[START OF Task input]

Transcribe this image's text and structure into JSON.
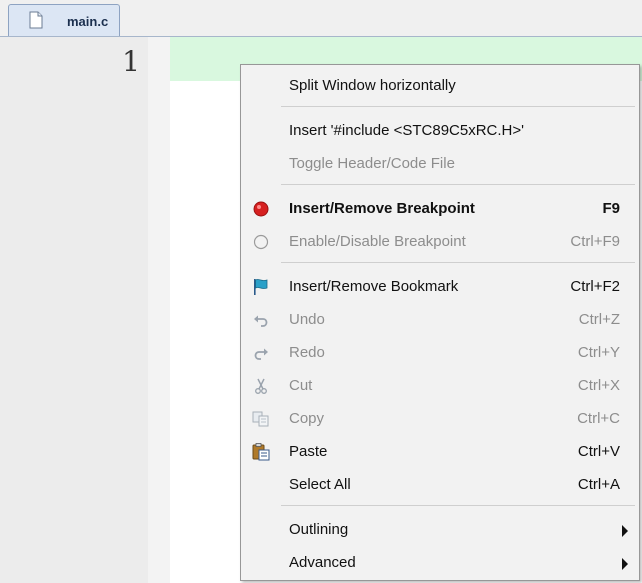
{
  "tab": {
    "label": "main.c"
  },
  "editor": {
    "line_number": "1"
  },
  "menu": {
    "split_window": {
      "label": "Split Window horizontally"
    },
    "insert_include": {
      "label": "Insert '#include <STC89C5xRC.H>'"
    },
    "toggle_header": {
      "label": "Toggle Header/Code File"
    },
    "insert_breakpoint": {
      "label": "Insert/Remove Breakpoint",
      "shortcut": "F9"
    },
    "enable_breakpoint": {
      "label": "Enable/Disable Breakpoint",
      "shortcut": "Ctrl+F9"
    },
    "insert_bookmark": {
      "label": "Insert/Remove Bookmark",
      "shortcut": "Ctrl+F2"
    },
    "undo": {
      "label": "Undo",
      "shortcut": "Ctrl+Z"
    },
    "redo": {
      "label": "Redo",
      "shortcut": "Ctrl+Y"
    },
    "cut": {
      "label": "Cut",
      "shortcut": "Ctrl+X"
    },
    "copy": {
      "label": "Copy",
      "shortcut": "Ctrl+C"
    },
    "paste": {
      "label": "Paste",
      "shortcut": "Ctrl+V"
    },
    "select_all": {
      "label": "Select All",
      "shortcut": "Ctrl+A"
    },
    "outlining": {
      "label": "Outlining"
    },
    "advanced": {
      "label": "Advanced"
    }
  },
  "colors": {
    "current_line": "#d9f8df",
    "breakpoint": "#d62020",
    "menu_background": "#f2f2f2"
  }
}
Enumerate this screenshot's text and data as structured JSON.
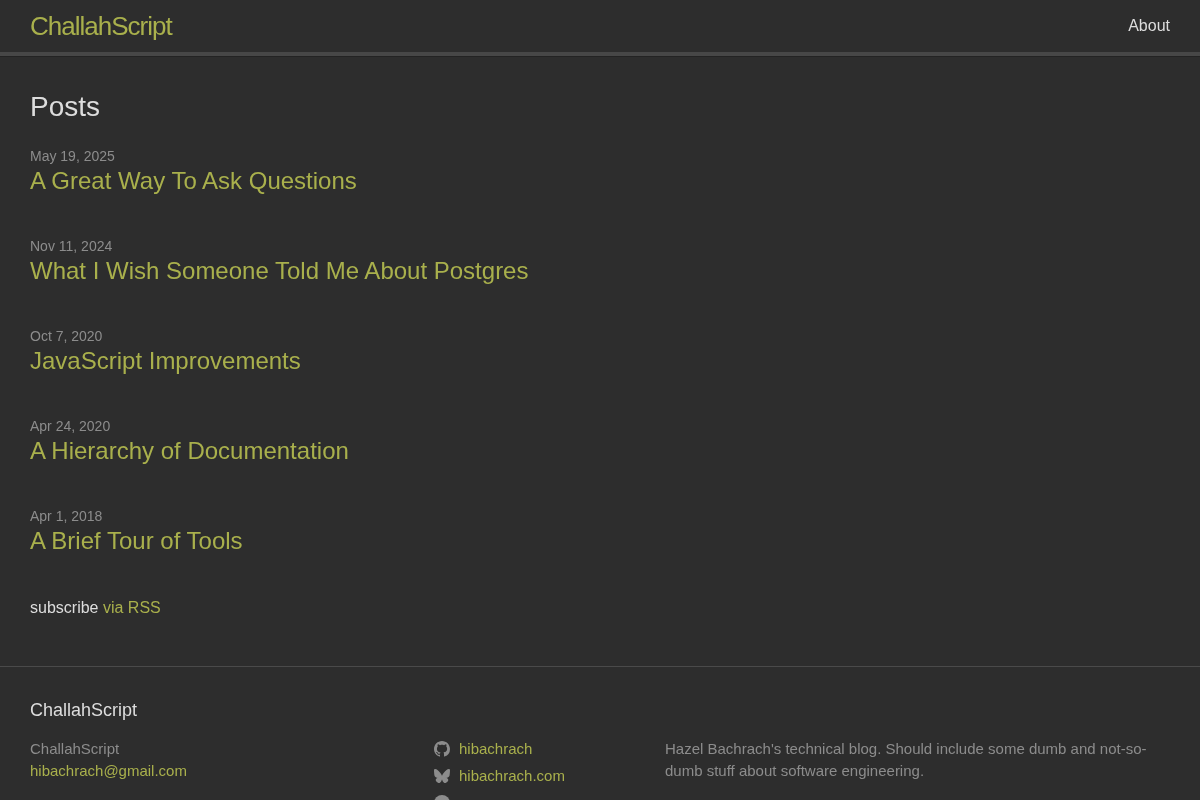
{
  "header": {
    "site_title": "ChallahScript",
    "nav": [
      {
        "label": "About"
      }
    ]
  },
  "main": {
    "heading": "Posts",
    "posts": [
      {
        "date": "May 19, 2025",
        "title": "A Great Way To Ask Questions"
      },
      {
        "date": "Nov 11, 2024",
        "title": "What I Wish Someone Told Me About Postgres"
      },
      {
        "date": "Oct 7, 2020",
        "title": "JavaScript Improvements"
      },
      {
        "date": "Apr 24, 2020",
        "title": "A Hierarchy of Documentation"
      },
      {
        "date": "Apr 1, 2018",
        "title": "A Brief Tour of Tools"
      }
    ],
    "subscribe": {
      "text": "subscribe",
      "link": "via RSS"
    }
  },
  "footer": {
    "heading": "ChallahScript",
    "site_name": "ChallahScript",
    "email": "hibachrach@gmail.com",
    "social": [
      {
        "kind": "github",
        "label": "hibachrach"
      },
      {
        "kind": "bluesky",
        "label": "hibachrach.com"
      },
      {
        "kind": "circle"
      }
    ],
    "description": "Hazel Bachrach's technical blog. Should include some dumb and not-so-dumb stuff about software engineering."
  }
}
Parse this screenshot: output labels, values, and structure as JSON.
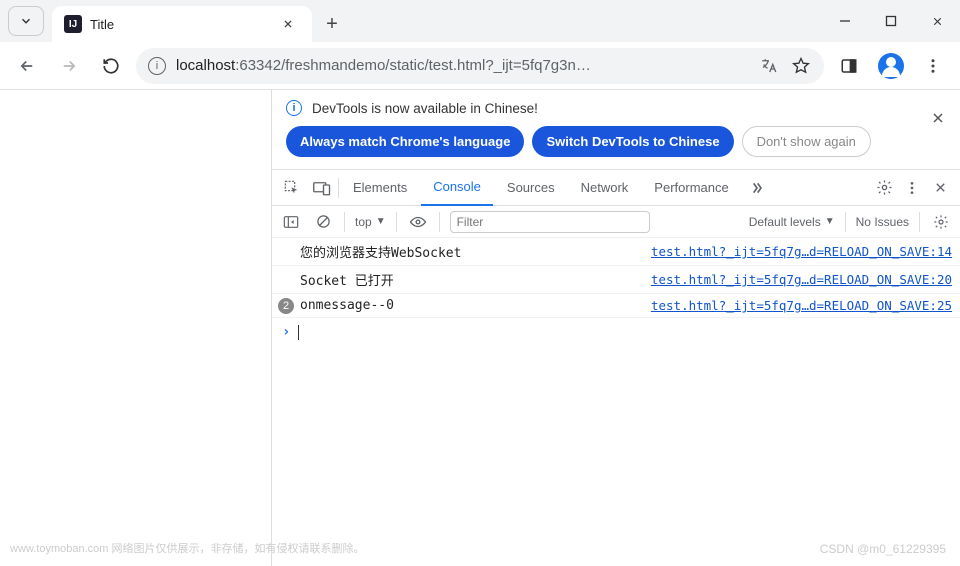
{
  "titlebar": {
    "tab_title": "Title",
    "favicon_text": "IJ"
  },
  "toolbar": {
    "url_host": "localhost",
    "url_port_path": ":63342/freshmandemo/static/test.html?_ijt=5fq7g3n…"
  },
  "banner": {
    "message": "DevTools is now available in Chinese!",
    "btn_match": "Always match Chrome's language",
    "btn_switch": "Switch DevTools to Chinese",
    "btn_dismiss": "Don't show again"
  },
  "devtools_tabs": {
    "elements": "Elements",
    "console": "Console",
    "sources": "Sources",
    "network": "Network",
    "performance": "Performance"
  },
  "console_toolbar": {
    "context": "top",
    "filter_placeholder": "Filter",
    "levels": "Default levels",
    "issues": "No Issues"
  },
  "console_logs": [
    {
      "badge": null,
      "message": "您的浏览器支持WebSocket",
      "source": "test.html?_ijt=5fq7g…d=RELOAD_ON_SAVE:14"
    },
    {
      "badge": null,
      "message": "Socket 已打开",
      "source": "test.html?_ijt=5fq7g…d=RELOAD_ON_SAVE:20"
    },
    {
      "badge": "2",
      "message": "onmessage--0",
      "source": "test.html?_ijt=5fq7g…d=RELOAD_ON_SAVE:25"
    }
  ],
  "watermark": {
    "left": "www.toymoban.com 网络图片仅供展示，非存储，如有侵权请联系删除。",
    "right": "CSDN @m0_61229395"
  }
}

[END OF Task input]

Drop the images and repeat the data exactly.

*Answer to this problem*.
Transcribe this image's text and structure into JSON.
{
  "tab": {
    "label": "main.c"
  },
  "editor": {
    "line_number": "1"
  },
  "menu": {
    "split_window": {
      "label": "Split Window horizontally"
    },
    "insert_include": {
      "label": "Insert '#include <STC89C5xRC.H>'"
    },
    "toggle_header": {
      "label": "Toggle Header/Code File"
    },
    "insert_breakpoint": {
      "label": "Insert/Remove Breakpoint",
      "shortcut": "F9"
    },
    "enable_breakpoint": {
      "label": "Enable/Disable Breakpoint",
      "shortcut": "Ctrl+F9"
    },
    "insert_bookmark": {
      "label": "Insert/Remove Bookmark",
      "shortcut": "Ctrl+F2"
    },
    "undo": {
      "label": "Undo",
      "shortcut": "Ctrl+Z"
    },
    "redo": {
      "label": "Redo",
      "shortcut": "Ctrl+Y"
    },
    "cut": {
      "label": "Cut",
      "shortcut": "Ctrl+X"
    },
    "copy": {
      "label": "Copy",
      "shortcut": "Ctrl+C"
    },
    "paste": {
      "label": "Paste",
      "shortcut": "Ctrl+V"
    },
    "select_all": {
      "label": "Select All",
      "shortcut": "Ctrl+A"
    },
    "outlining": {
      "label": "Outlining"
    },
    "advanced": {
      "label": "Advanced"
    }
  },
  "colors": {
    "current_line": "#d9f8df",
    "breakpoint": "#d62020",
    "menu_background": "#f2f2f2"
  }
}
Enumerate this screenshot's text and data as structured JSON.
{
  "header": {
    "site_title": "ChallahScript",
    "nav": [
      {
        "label": "About"
      }
    ]
  },
  "main": {
    "heading": "Posts",
    "posts": [
      {
        "date": "May 19, 2025",
        "title": "A Great Way To Ask Questions"
      },
      {
        "date": "Nov 11, 2024",
        "title": "What I Wish Someone Told Me About Postgres"
      },
      {
        "date": "Oct 7, 2020",
        "title": "JavaScript Improvements"
      },
      {
        "date": "Apr 24, 2020",
        "title": "A Hierarchy of Documentation"
      },
      {
        "date": "Apr 1, 2018",
        "title": "A Brief Tour of Tools"
      }
    ],
    "subscribe": {
      "text": "subscribe",
      "link": "via RSS"
    }
  },
  "footer": {
    "heading": "ChallahScript",
    "site_name": "ChallahScript",
    "email": "hibachrach@gmail.com",
    "social": [
      {
        "kind": "github",
        "label": "hibachrach"
      },
      {
        "kind": "bluesky",
        "label": "hibachrach.com"
      },
      {
        "kind": "circle"
      }
    ],
    "description": "Hazel Bachrach's technical blog. Should include some dumb and not-so-dumb stuff about software engineering."
  }
}
Parse this screenshot: output labels, values, and structure as JSON.
{
  "titlebar": {
    "tab_title": "Title",
    "favicon_text": "IJ"
  },
  "toolbar": {
    "url_host": "localhost",
    "url_port_path": ":63342/freshmandemo/static/test.html?_ijt=5fq7g3n…"
  },
  "banner": {
    "message": "DevTools is now available in Chinese!",
    "btn_match": "Always match Chrome's language",
    "btn_switch": "Switch DevTools to Chinese",
    "btn_dismiss": "Don't show again"
  },
  "devtools_tabs": {
    "elements": "Elements",
    "console": "Console",
    "sources": "Sources",
    "network": "Network",
    "performance": "Performance"
  },
  "console_toolbar": {
    "context": "top",
    "filter_placeholder": "Filter",
    "levels": "Default levels",
    "issues": "No Issues"
  },
  "console_logs": [
    {
      "badge": null,
      "message": "您的浏览器支持WebSocket",
      "source": "test.html?_ijt=5fq7g…d=RELOAD_ON_SAVE:14"
    },
    {
      "badge": null,
      "message": "Socket 已打开",
      "source": "test.html?_ijt=5fq7g…d=RELOAD_ON_SAVE:20"
    },
    {
      "badge": "2",
      "message": "onmessage--0",
      "source": "test.html?_ijt=5fq7g…d=RELOAD_ON_SAVE:25"
    }
  ],
  "watermark": {
    "left": "www.toymoban.com 网络图片仅供展示，非存储，如有侵权请联系删除。",
    "right": "CSDN @m0_61229395"
  }
}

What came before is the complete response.